- [Directions]
Reproduce every record below exactly as written, but leave out any pictures.

[Records contained in a dataset]
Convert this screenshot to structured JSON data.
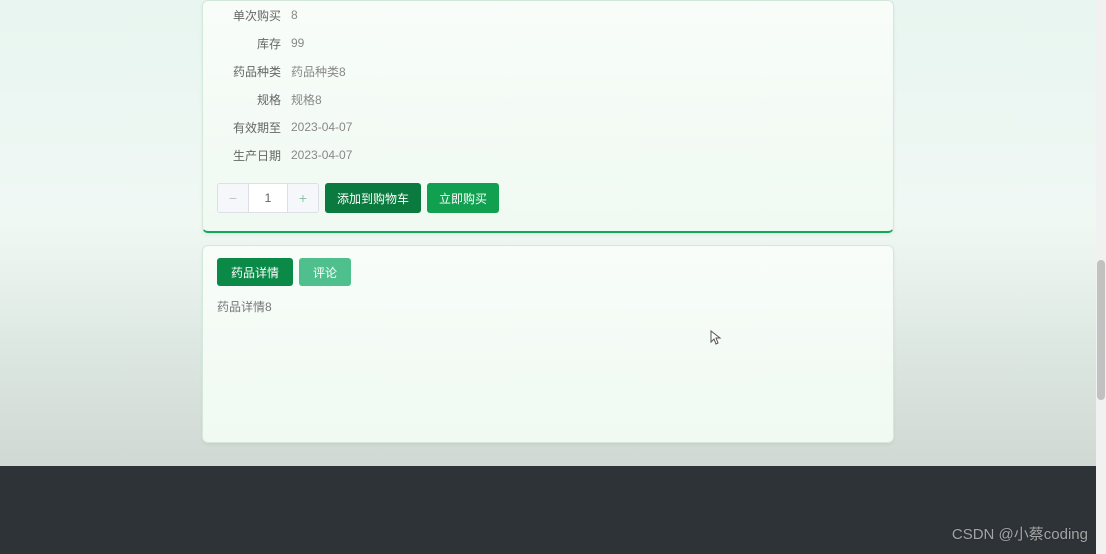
{
  "details": {
    "rows": [
      {
        "label": "单次购买",
        "value": "8"
      },
      {
        "label": "库存",
        "value": "99"
      },
      {
        "label": "药品种类",
        "value": "药品种类8"
      },
      {
        "label": "规格",
        "value": "规格8"
      },
      {
        "label": "有效期至",
        "value": "2023-04-07"
      },
      {
        "label": "生产日期",
        "value": "2023-04-07"
      }
    ]
  },
  "purchase": {
    "quantity": "1",
    "add_to_cart_label": "添加到购物车",
    "buy_now_label": "立即购买"
  },
  "tabs": {
    "detail_label": "药品详情",
    "review_label": "评论"
  },
  "tab_content": {
    "detail_text": "药品详情8"
  },
  "watermark": "CSDN @小蔡coding"
}
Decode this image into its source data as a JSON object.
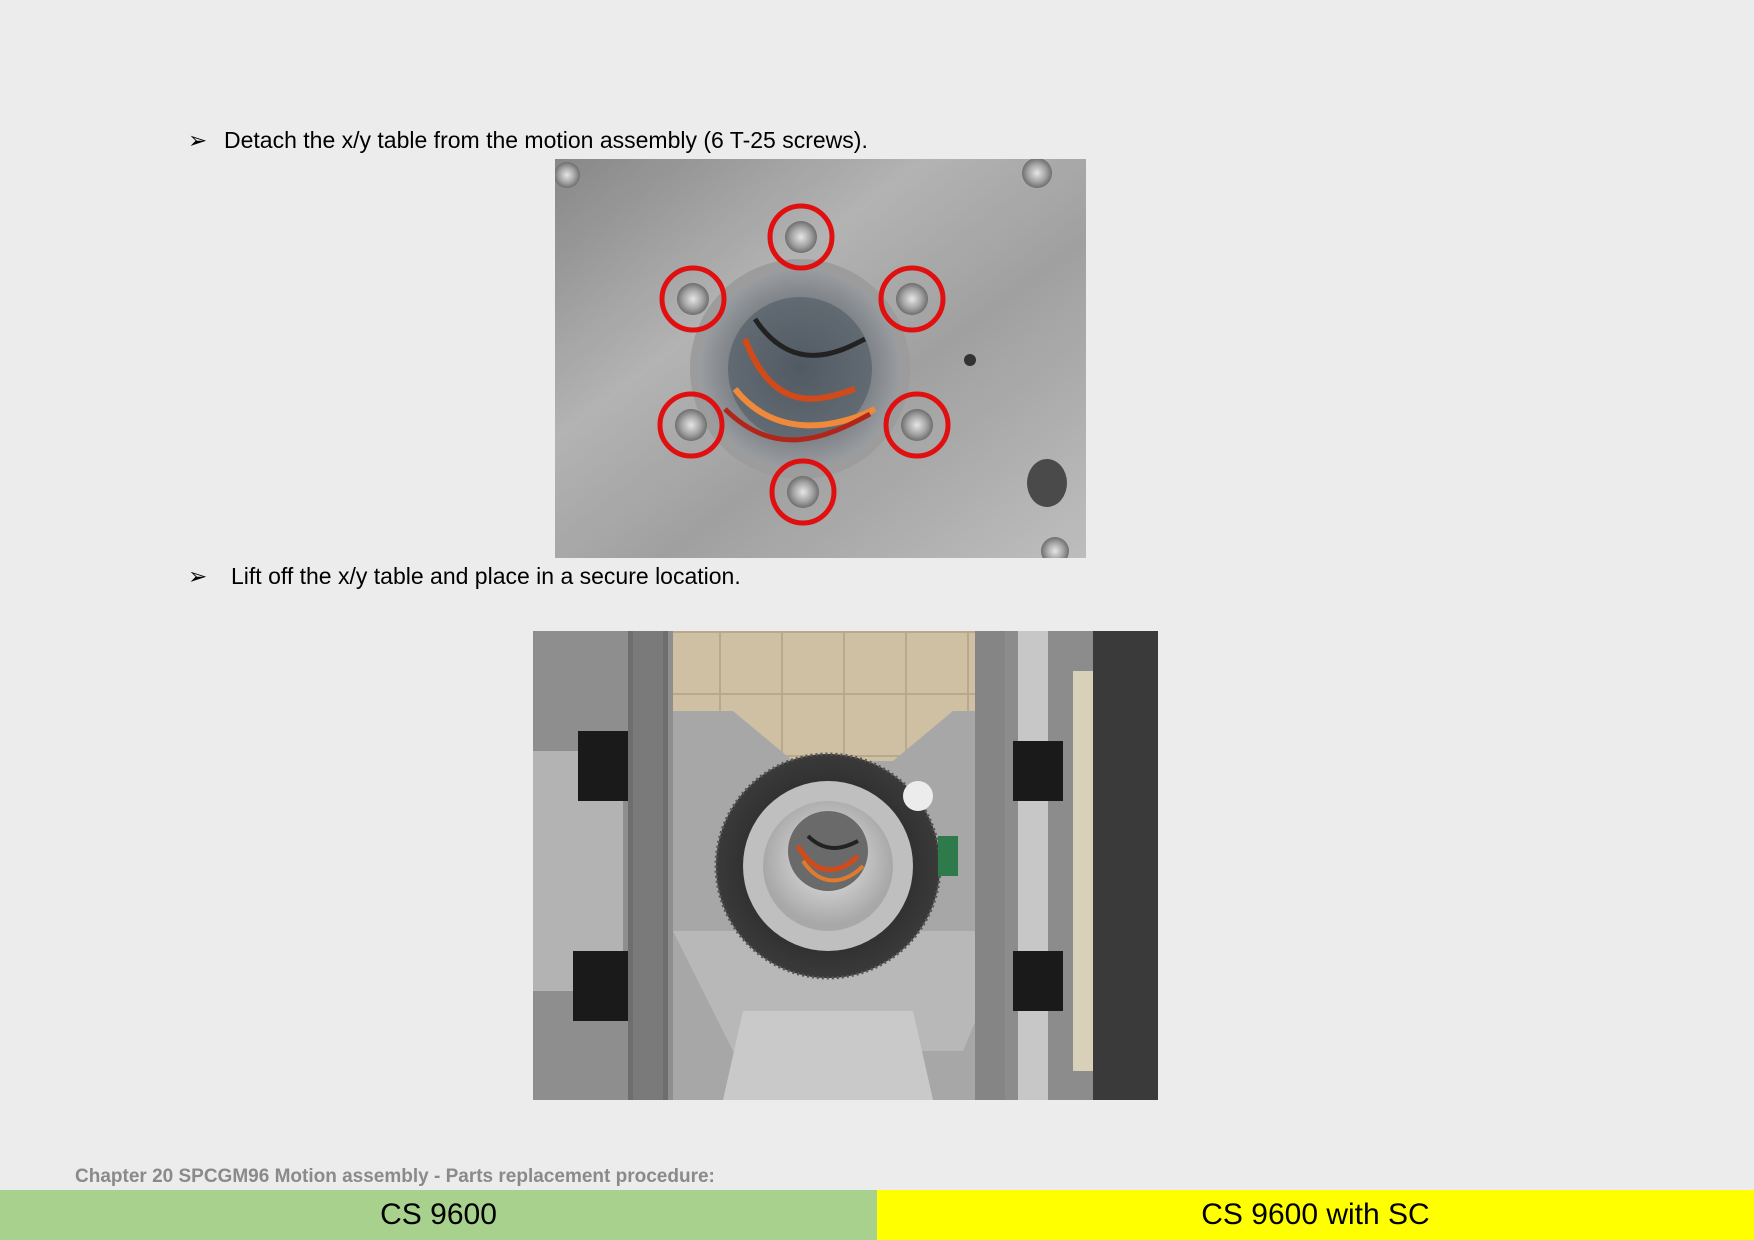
{
  "steps": [
    {
      "marker": "➢",
      "text": "Detach the x/y table from the motion assembly (6 T-25 screws)."
    },
    {
      "marker": "➢",
      "text": "Lift off the x/y table and place in a secure location."
    }
  ],
  "images": [
    {
      "name": "xy-table-screws-photo",
      "highlight_color": "#e01010",
      "highlighted_screw_count": 6
    },
    {
      "name": "motion-assembly-photo"
    }
  ],
  "footer": {
    "chapter": "Chapter 20 SPCGM96 Motion assembly - Parts replacement procedure:",
    "left_label": "CS 9600",
    "right_label": "CS 9600 with SC",
    "left_color": "#a9d18e",
    "right_color": "#ffff00"
  }
}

- [Answer to this exercise]
Convert this screenshot to structured JSON data.
{
  "details": {
    "rows": [
      {
        "label": "单次购买",
        "value": "8"
      },
      {
        "label": "库存",
        "value": "99"
      },
      {
        "label": "药品种类",
        "value": "药品种类8"
      },
      {
        "label": "规格",
        "value": "规格8"
      },
      {
        "label": "有效期至",
        "value": "2023-04-07"
      },
      {
        "label": "生产日期",
        "value": "2023-04-07"
      }
    ]
  },
  "purchase": {
    "quantity": "1",
    "add_to_cart_label": "添加到购物车",
    "buy_now_label": "立即购买"
  },
  "tabs": {
    "detail_label": "药品详情",
    "review_label": "评论"
  },
  "tab_content": {
    "detail_text": "药品详情8"
  },
  "watermark": "CSDN @小蔡coding"
}
Decode this image into its source data as a JSON object.
{
  "steps": [
    {
      "marker": "➢",
      "text": "Detach the x/y table from the motion assembly (6 T-25 screws)."
    },
    {
      "marker": "➢",
      "text": "Lift off the x/y table and place in a secure location."
    }
  ],
  "images": [
    {
      "name": "xy-table-screws-photo",
      "highlight_color": "#e01010",
      "highlighted_screw_count": 6
    },
    {
      "name": "motion-assembly-photo"
    }
  ],
  "footer": {
    "chapter": "Chapter 20 SPCGM96 Motion assembly - Parts replacement procedure:",
    "left_label": "CS 9600",
    "right_label": "CS 9600 with SC",
    "left_color": "#a9d18e",
    "right_color": "#ffff00"
  }
}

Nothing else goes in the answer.